## start Data listing
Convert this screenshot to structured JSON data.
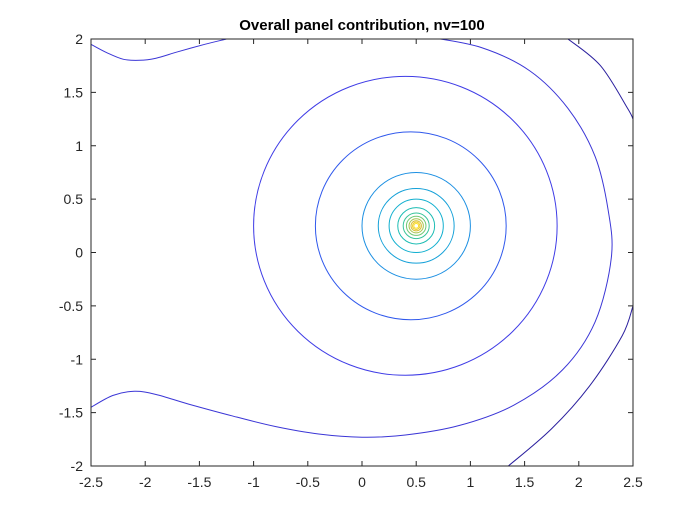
{
  "chart_data": {
    "type": "contour",
    "title": "Overall panel contribution, nv=100",
    "xlabel": "",
    "ylabel": "",
    "xlim": [
      -2.5,
      2.5
    ],
    "ylim": [
      -2,
      2
    ],
    "x_ticks": [
      -2.5,
      -2,
      -1.5,
      -1,
      -0.5,
      0,
      0.5,
      1,
      1.5,
      2,
      2.5
    ],
    "x_tick_labels": [
      "-2.5",
      "-2",
      "-1.5",
      "-1",
      "-0.5",
      "0",
      "0.5",
      "1",
      "1.5",
      "2",
      "2.5"
    ],
    "y_ticks": [
      -2,
      -1.5,
      -1,
      -0.5,
      0,
      0.5,
      1,
      1.5,
      2
    ],
    "y_tick_labels": [
      "-2",
      "-1.5",
      "-1",
      "-0.5",
      "0",
      "0.5",
      "1",
      "1.5",
      "2"
    ],
    "grid": false,
    "center": [
      0.5,
      0.25
    ],
    "circular_levels": [
      {
        "radius": 1.4,
        "x_offset": -0.1,
        "color": "#3f3ce6"
      },
      {
        "radius": 0.88,
        "x_offset": -0.05,
        "color": "#2f58ec"
      },
      {
        "radius": 0.5,
        "color": "#1b8fe2"
      },
      {
        "radius": 0.35,
        "color": "#13a0d8"
      },
      {
        "radius": 0.25,
        "color": "#10afcf"
      },
      {
        "radius": 0.17,
        "color": "#1cbcb3"
      },
      {
        "radius": 0.12,
        "color": "#38c49a"
      },
      {
        "radius": 0.09,
        "color": "#72c874"
      },
      {
        "radius": 0.066,
        "color": "#a8c44f"
      },
      {
        "radius": 0.048,
        "color": "#d6bf34"
      },
      {
        "radius": 0.034,
        "color": "#f2cc2a"
      },
      {
        "radius": 0.022,
        "color": "#f9e025"
      }
    ],
    "outer_contours": [
      {
        "name": "top-left",
        "color": "#3b36d6",
        "points": [
          [
            -2.5,
            1.95
          ],
          [
            -2.35,
            1.87
          ],
          [
            -2.2,
            1.81
          ],
          [
            -2.05,
            1.8
          ],
          [
            -1.9,
            1.82
          ],
          [
            -1.7,
            1.88
          ],
          [
            -1.45,
            1.95
          ],
          [
            -1.25,
            2.0
          ]
        ]
      },
      {
        "name": "lower",
        "color": "#3b36d6",
        "points": [
          [
            -2.5,
            -1.45
          ],
          [
            -2.3,
            -1.34
          ],
          [
            -2.1,
            -1.3
          ],
          [
            -1.9,
            -1.33
          ],
          [
            -1.6,
            -1.42
          ],
          [
            -1.2,
            -1.53
          ],
          [
            -0.8,
            -1.63
          ],
          [
            -0.4,
            -1.7
          ],
          [
            0.0,
            -1.73
          ],
          [
            0.4,
            -1.71
          ],
          [
            0.9,
            -1.62
          ],
          [
            1.4,
            -1.43
          ],
          [
            1.85,
            -1.1
          ],
          [
            2.15,
            -0.65
          ],
          [
            2.3,
            -0.05
          ],
          [
            2.27,
            0.4
          ],
          [
            2.15,
            0.9
          ],
          [
            1.9,
            1.35
          ],
          [
            1.55,
            1.7
          ],
          [
            1.1,
            1.92
          ],
          [
            0.6,
            2.02
          ]
        ]
      },
      {
        "name": "far-right",
        "color": "#2a1f9e",
        "points": [
          [
            1.9,
            2.0
          ],
          [
            2.2,
            1.75
          ],
          [
            2.45,
            1.35
          ],
          [
            2.5,
            1.25
          ]
        ]
      },
      {
        "name": "lower-right",
        "color": "#2a1f9e",
        "points": [
          [
            1.35,
            -2.0
          ],
          [
            1.75,
            -1.65
          ],
          [
            2.1,
            -1.25
          ],
          [
            2.4,
            -0.78
          ],
          [
            2.5,
            -0.5
          ]
        ]
      }
    ]
  }
}
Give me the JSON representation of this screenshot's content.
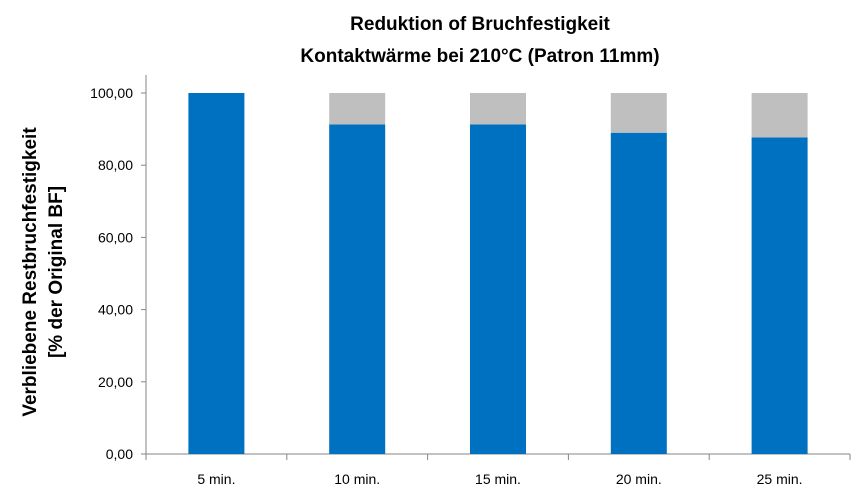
{
  "chart_data": {
    "type": "bar",
    "stacked": true,
    "title": [
      "Reduktion of Bruchfestigkeit",
      "Kontaktwärme bei 210°C (Patron 11mm)"
    ],
    "xlabel": "",
    "ylabel": [
      "Verbliebene Restbruchfestigkeit",
      "[% der Original BF]"
    ],
    "categories": [
      "5 min.",
      "10 min.",
      "15 min.",
      "20 min.",
      "25 min."
    ],
    "series": [
      {
        "values": [
          100.0,
          91.3,
          91.3,
          89.0,
          87.7
        ],
        "color": "#0070c0"
      },
      {
        "values": [
          0.0,
          8.7,
          8.7,
          11.0,
          12.3
        ],
        "color": "#bfbfbf"
      }
    ],
    "ylim": [
      0,
      100
    ],
    "yticks": [
      "0,00",
      "20,00",
      "40,00",
      "60,00",
      "80,00",
      "100,00"
    ],
    "grid": false,
    "legend": "none"
  }
}
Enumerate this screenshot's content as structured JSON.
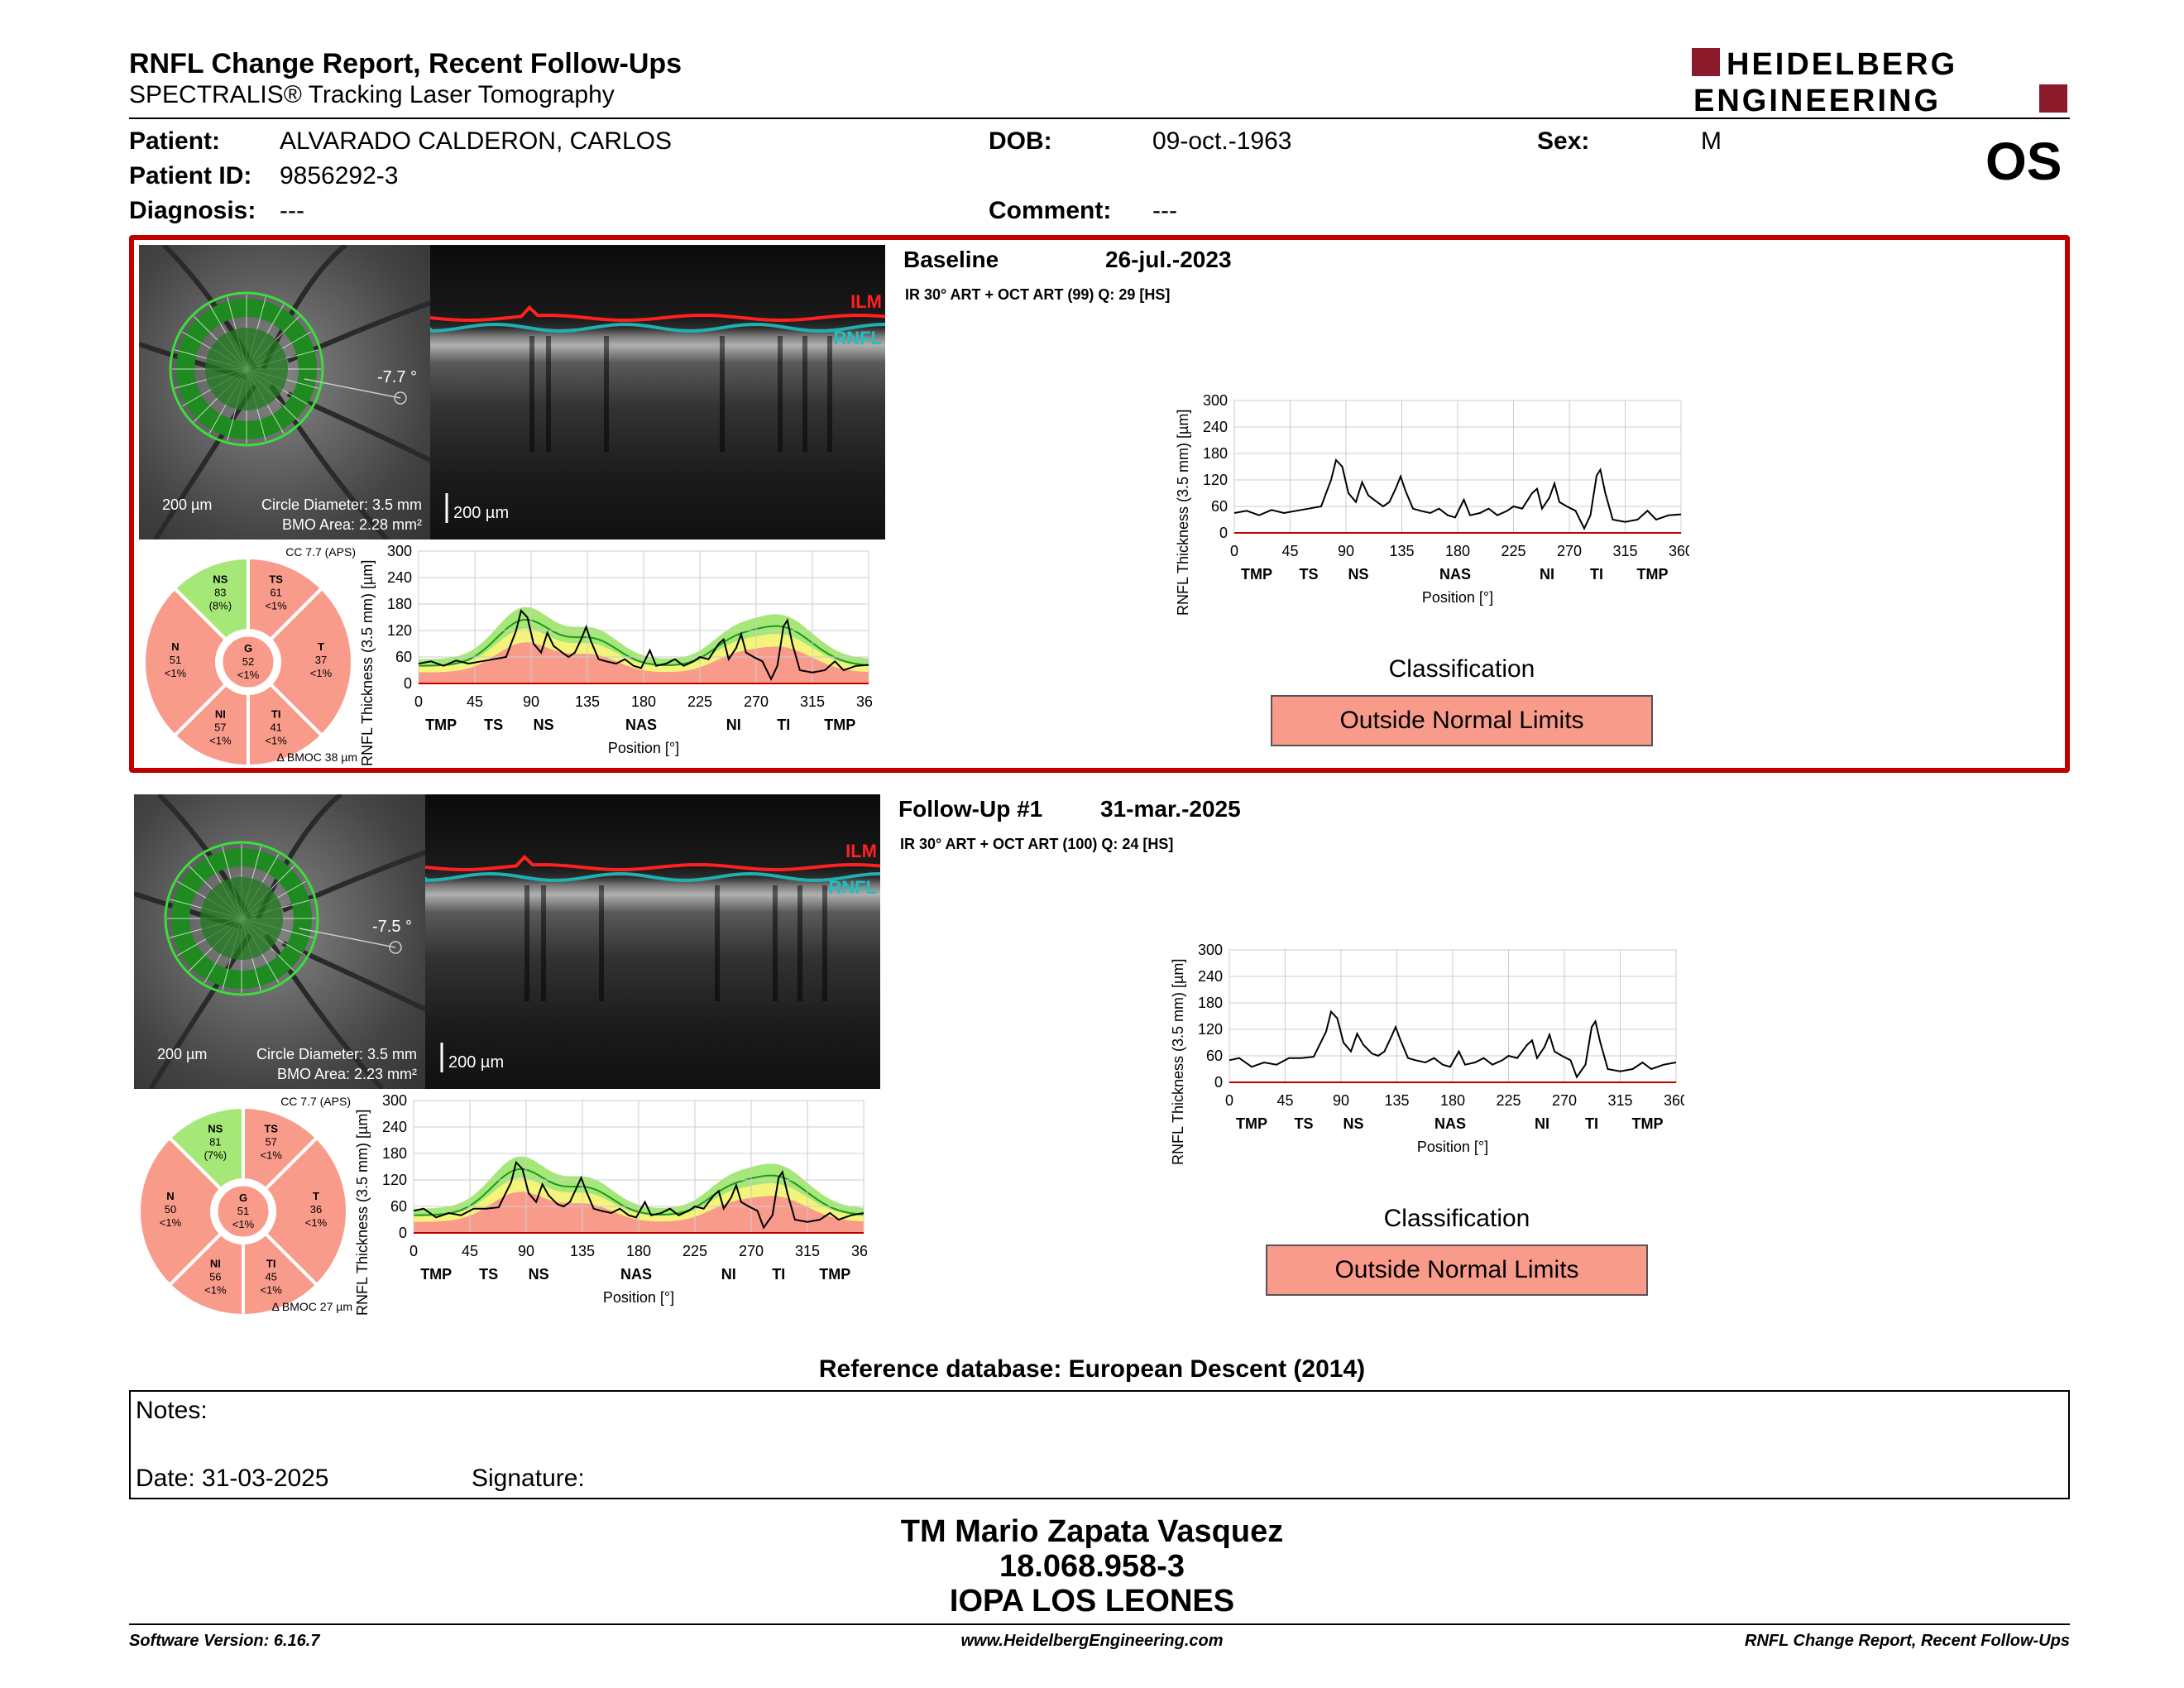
{
  "header": {
    "title": "RNFL Change Report, Recent Follow-Ups",
    "subtitle": "SPECTRALIS® Tracking Laser Tomography",
    "logo_line1": "HEIDELBERG",
    "logo_line2": "ENGINEERING"
  },
  "patient": {
    "patient_label": "Patient:",
    "patient_name": "ALVARADO CALDERON, CARLOS",
    "dob_label": "DOB:",
    "dob": "09-oct.-1963",
    "sex_label": "Sex:",
    "sex": "M",
    "id_label": "Patient ID:",
    "id": "9856292-3",
    "diagnosis_label": "Diagnosis:",
    "diagnosis": "---",
    "comment_label": "Comment:",
    "comment": "---",
    "eye": "OS"
  },
  "colors": {
    "red": "#c00000",
    "normal_green": "#a6e878",
    "borderline_yellow": "#f4f47a",
    "outside_red": "#f99b8b",
    "ilm": "#ff2020",
    "rnfl": "#20b0b0"
  },
  "exams": [
    {
      "name": "Baseline",
      "date": "26-jul.-2023",
      "scan": "IR 30° ART + OCT ART (99) Q: 29 [HS]",
      "angle": "-7.7 °",
      "fundus_scale": "200 µm",
      "circle_diameter": "Circle Diameter: 3.5 mm",
      "bmo_area": "BMO Area: 2.28 mm²",
      "oct_scale": "200 µm",
      "ilm": "ILM",
      "rnfl": "RNFL",
      "cc": "CC 7.7 (APS)",
      "bmoc": "Δ BMOC 38 µm",
      "sectors": {
        "NS": {
          "v": "83",
          "p": "(8%)",
          "c": "green"
        },
        "TS": {
          "v": "61",
          "p": "<1%",
          "c": "red"
        },
        "T": {
          "v": "37",
          "p": "<1%",
          "c": "red"
        },
        "TI": {
          "v": "41",
          "p": "<1%",
          "c": "red"
        },
        "NI": {
          "v": "57",
          "p": "<1%",
          "c": "red"
        },
        "N": {
          "v": "51",
          "p": "<1%",
          "c": "red"
        },
        "G": {
          "v": "52",
          "p": "<1%",
          "c": "red"
        }
      },
      "classification_label": "Classification",
      "classification": "Outside Normal Limits"
    },
    {
      "name": "Follow-Up #1",
      "date": "31-mar.-2025",
      "scan": "IR 30° ART + OCT ART (100) Q: 24 [HS]",
      "angle": "-7.5 °",
      "fundus_scale": "200 µm",
      "circle_diameter": "Circle Diameter: 3.5 mm",
      "bmo_area": "BMO Area: 2.23 mm²",
      "oct_scale": "200 µm",
      "ilm": "ILM",
      "rnfl": "RNFL",
      "cc": "CC 7.7 (APS)",
      "bmoc": "Δ BMOC 27 µm",
      "sectors": {
        "NS": {
          "v": "81",
          "p": "(7%)",
          "c": "green"
        },
        "TS": {
          "v": "57",
          "p": "<1%",
          "c": "red"
        },
        "T": {
          "v": "36",
          "p": "<1%",
          "c": "red"
        },
        "TI": {
          "v": "45",
          "p": "<1%",
          "c": "red"
        },
        "NI": {
          "v": "56",
          "p": "<1%",
          "c": "red"
        },
        "N": {
          "v": "50",
          "p": "<1%",
          "c": "red"
        },
        "G": {
          "v": "51",
          "p": "<1%",
          "c": "red"
        }
      },
      "classification_label": "Classification",
      "classification": "Outside Normal Limits"
    }
  ],
  "chart_data": [
    {
      "type": "line",
      "title": "",
      "ylabel": "RNFL Thickness (3.5 mm) [µm]",
      "xlabel": "Position [°]",
      "ylim": [
        0,
        300
      ],
      "xlim": [
        0,
        360
      ],
      "yticks": [
        0,
        60,
        120,
        180,
        240,
        300
      ],
      "xticks": [
        0,
        45,
        90,
        135,
        180,
        225,
        270,
        315,
        360
      ],
      "sector_labels": [
        {
          "x": 18,
          "t": "TMP"
        },
        {
          "x": 60,
          "t": "TS"
        },
        {
          "x": 100,
          "t": "NS"
        },
        {
          "x": 178,
          "t": "NAS"
        },
        {
          "x": 252,
          "t": "NI"
        },
        {
          "x": 292,
          "t": "TI"
        },
        {
          "x": 337,
          "t": "TMP"
        }
      ],
      "series": [
        {
          "values": [
            [
              0,
              45
            ],
            [
              10,
              50
            ],
            [
              20,
              40
            ],
            [
              30,
              52
            ],
            [
              40,
              45
            ],
            [
              50,
              50
            ],
            [
              60,
              55
            ],
            [
              70,
              60
            ],
            [
              78,
              120
            ],
            [
              82,
              165
            ],
            [
              87,
              150
            ],
            [
              92,
              90
            ],
            [
              98,
              70
            ],
            [
              103,
              115
            ],
            [
              108,
              85
            ],
            [
              115,
              70
            ],
            [
              120,
              60
            ],
            [
              125,
              70
            ],
            [
              130,
              100
            ],
            [
              134,
              128
            ],
            [
              138,
              95
            ],
            [
              144,
              55
            ],
            [
              150,
              50
            ],
            [
              158,
              45
            ],
            [
              165,
              55
            ],
            [
              172,
              40
            ],
            [
              178,
              35
            ],
            [
              185,
              75
            ],
            [
              190,
              40
            ],
            [
              198,
              45
            ],
            [
              205,
              55
            ],
            [
              212,
              40
            ],
            [
              220,
              50
            ],
            [
              225,
              60
            ],
            [
              232,
              55
            ],
            [
              240,
              90
            ],
            [
              244,
              100
            ],
            [
              248,
              55
            ],
            [
              254,
              80
            ],
            [
              258,
              112
            ],
            [
              262,
              70
            ],
            [
              268,
              60
            ],
            [
              275,
              50
            ],
            [
              282,
              10
            ],
            [
              287,
              40
            ],
            [
              292,
              130
            ],
            [
              295,
              143
            ],
            [
              299,
              90
            ],
            [
              305,
              30
            ],
            [
              315,
              25
            ],
            [
              325,
              30
            ],
            [
              333,
              50
            ],
            [
              340,
              30
            ],
            [
              350,
              40
            ],
            [
              360,
              42
            ]
          ]
        }
      ]
    },
    {
      "type": "line",
      "title": "",
      "ylabel": "RNFL Thickness (3.5 mm) [µm]",
      "xlabel": "Position [°]",
      "ylim": [
        0,
        300
      ],
      "xlim": [
        0,
        360
      ],
      "yticks": [
        0,
        60,
        120,
        180,
        240,
        300
      ],
      "xticks": [
        0,
        45,
        90,
        135,
        180,
        225,
        270,
        315,
        360
      ],
      "sector_labels": [
        {
          "x": 18,
          "t": "TMP"
        },
        {
          "x": 60,
          "t": "TS"
        },
        {
          "x": 100,
          "t": "NS"
        },
        {
          "x": 178,
          "t": "NAS"
        },
        {
          "x": 252,
          "t": "NI"
        },
        {
          "x": 292,
          "t": "TI"
        },
        {
          "x": 337,
          "t": "TMP"
        }
      ],
      "series": [
        {
          "values": [
            [
              0,
              50
            ],
            [
              8,
              55
            ],
            [
              18,
              35
            ],
            [
              28,
              45
            ],
            [
              38,
              40
            ],
            [
              48,
              55
            ],
            [
              58,
              55
            ],
            [
              68,
              58
            ],
            [
              78,
              115
            ],
            [
              82,
              160
            ],
            [
              87,
              145
            ],
            [
              92,
              90
            ],
            [
              98,
              70
            ],
            [
              103,
              110
            ],
            [
              108,
              85
            ],
            [
              115,
              65
            ],
            [
              120,
              60
            ],
            [
              125,
              70
            ],
            [
              130,
              100
            ],
            [
              134,
              125
            ],
            [
              138,
              95
            ],
            [
              144,
              55
            ],
            [
              150,
              50
            ],
            [
              158,
              45
            ],
            [
              165,
              55
            ],
            [
              172,
              40
            ],
            [
              178,
              35
            ],
            [
              185,
              70
            ],
            [
              190,
              40
            ],
            [
              198,
              45
            ],
            [
              205,
              55
            ],
            [
              212,
              40
            ],
            [
              220,
              50
            ],
            [
              225,
              60
            ],
            [
              232,
              55
            ],
            [
              240,
              85
            ],
            [
              244,
              95
            ],
            [
              248,
              55
            ],
            [
              254,
              80
            ],
            [
              258,
              108
            ],
            [
              262,
              70
            ],
            [
              268,
              60
            ],
            [
              275,
              50
            ],
            [
              280,
              12
            ],
            [
              287,
              40
            ],
            [
              292,
              125
            ],
            [
              295,
              138
            ],
            [
              299,
              90
            ],
            [
              305,
              30
            ],
            [
              315,
              25
            ],
            [
              325,
              30
            ],
            [
              333,
              45
            ],
            [
              340,
              30
            ],
            [
              350,
              40
            ],
            [
              360,
              45
            ]
          ]
        }
      ]
    }
  ],
  "reference_db": "Reference database: European Descent (2014)",
  "notes": {
    "notes_label": "Notes:",
    "date_label": "Date: 31-03-2025",
    "signature_label": "Signature:"
  },
  "signature": {
    "name": "TM Mario Zapata Vasquez",
    "id": "18.068.958-3",
    "org": "IOPA LOS LEONES"
  },
  "footer": {
    "left": "Software Version: 6.16.7",
    "center": "www.HeidelbergEngineering.com",
    "right": "RNFL Change Report, Recent Follow-Ups"
  }
}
## end Data listing
# Set task
Exactly how many lines contain "right"? State the number and nothing else.

# Full output
3